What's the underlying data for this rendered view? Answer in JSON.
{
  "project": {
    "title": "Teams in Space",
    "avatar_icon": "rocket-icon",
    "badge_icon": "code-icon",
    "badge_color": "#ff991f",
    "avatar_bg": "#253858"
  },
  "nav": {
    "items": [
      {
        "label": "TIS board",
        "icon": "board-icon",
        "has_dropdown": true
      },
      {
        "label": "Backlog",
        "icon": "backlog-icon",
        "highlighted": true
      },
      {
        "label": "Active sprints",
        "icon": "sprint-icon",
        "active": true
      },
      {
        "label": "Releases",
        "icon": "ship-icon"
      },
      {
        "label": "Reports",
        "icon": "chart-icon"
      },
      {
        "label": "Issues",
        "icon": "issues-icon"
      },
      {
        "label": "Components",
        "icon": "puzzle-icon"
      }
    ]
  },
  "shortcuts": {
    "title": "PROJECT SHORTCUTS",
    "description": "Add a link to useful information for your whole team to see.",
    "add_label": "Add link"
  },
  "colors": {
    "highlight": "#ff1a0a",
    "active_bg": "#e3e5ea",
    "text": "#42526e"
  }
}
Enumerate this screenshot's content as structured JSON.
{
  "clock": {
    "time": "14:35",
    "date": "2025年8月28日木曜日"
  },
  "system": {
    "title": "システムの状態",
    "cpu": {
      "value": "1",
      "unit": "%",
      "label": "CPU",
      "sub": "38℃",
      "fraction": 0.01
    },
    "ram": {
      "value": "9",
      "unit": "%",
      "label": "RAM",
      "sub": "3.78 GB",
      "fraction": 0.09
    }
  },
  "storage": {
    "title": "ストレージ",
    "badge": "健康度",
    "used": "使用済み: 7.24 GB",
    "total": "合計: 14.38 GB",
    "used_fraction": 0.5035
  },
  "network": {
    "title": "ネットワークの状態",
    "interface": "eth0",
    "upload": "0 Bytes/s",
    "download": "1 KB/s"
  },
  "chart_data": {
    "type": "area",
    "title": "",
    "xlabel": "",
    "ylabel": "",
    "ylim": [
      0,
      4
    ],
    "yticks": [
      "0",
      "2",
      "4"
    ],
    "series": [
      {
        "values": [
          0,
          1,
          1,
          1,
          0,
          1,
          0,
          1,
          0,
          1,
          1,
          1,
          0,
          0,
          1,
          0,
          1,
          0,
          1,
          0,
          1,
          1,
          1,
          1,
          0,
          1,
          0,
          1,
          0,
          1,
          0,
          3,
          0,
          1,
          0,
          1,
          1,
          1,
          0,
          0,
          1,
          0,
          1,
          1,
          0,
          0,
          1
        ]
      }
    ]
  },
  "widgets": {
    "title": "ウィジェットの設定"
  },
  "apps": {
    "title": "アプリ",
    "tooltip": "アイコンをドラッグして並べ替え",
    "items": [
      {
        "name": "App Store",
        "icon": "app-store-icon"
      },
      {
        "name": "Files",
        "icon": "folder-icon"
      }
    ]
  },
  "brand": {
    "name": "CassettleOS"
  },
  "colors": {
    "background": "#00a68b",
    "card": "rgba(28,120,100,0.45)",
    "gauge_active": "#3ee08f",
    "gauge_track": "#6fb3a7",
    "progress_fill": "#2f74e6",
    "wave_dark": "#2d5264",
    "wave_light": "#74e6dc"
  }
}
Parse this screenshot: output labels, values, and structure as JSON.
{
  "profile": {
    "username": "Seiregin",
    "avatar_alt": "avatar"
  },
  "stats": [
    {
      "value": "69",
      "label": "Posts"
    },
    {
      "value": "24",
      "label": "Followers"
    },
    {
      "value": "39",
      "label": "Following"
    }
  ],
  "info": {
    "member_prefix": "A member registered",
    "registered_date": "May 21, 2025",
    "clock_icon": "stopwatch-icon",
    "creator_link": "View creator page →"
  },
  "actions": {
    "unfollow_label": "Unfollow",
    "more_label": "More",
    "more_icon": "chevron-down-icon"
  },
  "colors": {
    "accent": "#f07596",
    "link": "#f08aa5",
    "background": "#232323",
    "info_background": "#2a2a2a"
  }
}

• [Task to carry out]:
Word for word, quote all of the data above.

• [Result of this exercise]:
What's the underlying data for this rendered view? Answer in JSON.
{
  "project": {
    "title": "Teams in Space",
    "avatar_icon": "rocket-icon",
    "badge_icon": "code-icon",
    "badge_color": "#ff991f",
    "avatar_bg": "#253858"
  },
  "nav": {
    "items": [
      {
        "label": "TIS board",
        "icon": "board-icon",
        "has_dropdown": true
      },
      {
        "label": "Backlog",
        "icon": "backlog-icon",
        "highlighted": true
      },
      {
        "label": "Active sprints",
        "icon": "sprint-icon",
        "active": true
      },
      {
        "label": "Releases",
        "icon": "ship-icon"
      },
      {
        "label": "Reports",
        "icon": "chart-icon"
      },
      {
        "label": "Issues",
        "icon": "issues-icon"
      },
      {
        "label": "Components",
        "icon": "puzzle-icon"
      }
    ]
  },
  "shortcuts": {
    "title": "PROJECT SHORTCUTS",
    "description": "Add a link to useful information for your whole team to see.",
    "add_label": "Add link"
  },
  "colors": {
    "highlight": "#ff1a0a",
    "active_bg": "#e3e5ea",
    "text": "#42526e"
  }
}
Enumerate this screenshot's content as structured JSON.
{
  "clock": {
    "time": "14:35",
    "date": "2025年8月28日木曜日"
  },
  "system": {
    "title": "システムの状態",
    "cpu": {
      "value": "1",
      "unit": "%",
      "label": "CPU",
      "sub": "38℃",
      "fraction": 0.01
    },
    "ram": {
      "value": "9",
      "unit": "%",
      "label": "RAM",
      "sub": "3.78 GB",
      "fraction": 0.09
    }
  },
  "storage": {
    "title": "ストレージ",
    "badge": "健康度",
    "used": "使用済み: 7.24 GB",
    "total": "合計: 14.38 GB",
    "used_fraction": 0.5035
  },
  "network": {
    "title": "ネットワークの状態",
    "interface": "eth0",
    "upload": "0 Bytes/s",
    "download": "1 KB/s"
  },
  "chart_data": {
    "type": "area",
    "title": "",
    "xlabel": "",
    "ylabel": "",
    "ylim": [
      0,
      4
    ],
    "yticks": [
      "0",
      "2",
      "4"
    ],
    "series": [
      {
        "values": [
          0,
          1,
          1,
          1,
          0,
          1,
          0,
          1,
          0,
          1,
          1,
          1,
          0,
          0,
          1,
          0,
          1,
          0,
          1,
          0,
          1,
          1,
          1,
          1,
          0,
          1,
          0,
          1,
          0,
          1,
          0,
          3,
          0,
          1,
          0,
          1,
          1,
          1,
          0,
          0,
          1,
          0,
          1,
          1,
          0,
          0,
          1
        ]
      }
    ]
  },
  "widgets": {
    "title": "ウィジェットの設定"
  },
  "apps": {
    "title": "アプリ",
    "tooltip": "アイコンをドラッグして並べ替え",
    "items": [
      {
        "name": "App Store",
        "icon": "app-store-icon"
      },
      {
        "name": "Files",
        "icon": "folder-icon"
      }
    ]
  },
  "brand": {
    "name": "CassettleOS"
  },
  "colors": {
    "background": "#00a68b",
    "card": "rgba(28,120,100,0.45)",
    "gauge_active": "#3ee08f",
    "gauge_track": "#6fb3a7",
    "progress_fill": "#2f74e6",
    "wave_dark": "#2d5264",
    "wave_light": "#74e6dc"
  }
}
Parse this screenshot: output labels, values, and structure as JSON.
{
  "profile": {
    "username": "Seiregin",
    "avatar_alt": "avatar"
  },
  "stats": [
    {
      "value": "69",
      "label": "Posts"
    },
    {
      "value": "24",
      "label": "Followers"
    },
    {
      "value": "39",
      "label": "Following"
    }
  ],
  "info": {
    "member_prefix": "A member registered",
    "registered_date": "May 21, 2025",
    "clock_icon": "stopwatch-icon",
    "creator_link": "View creator page →"
  },
  "actions": {
    "unfollow_label": "Unfollow",
    "more_label": "More",
    "more_icon": "chevron-down-icon"
  },
  "colors": {
    "accent": "#f07596",
    "link": "#f08aa5",
    "background": "#232323",
    "info_background": "#2a2a2a"
  }
}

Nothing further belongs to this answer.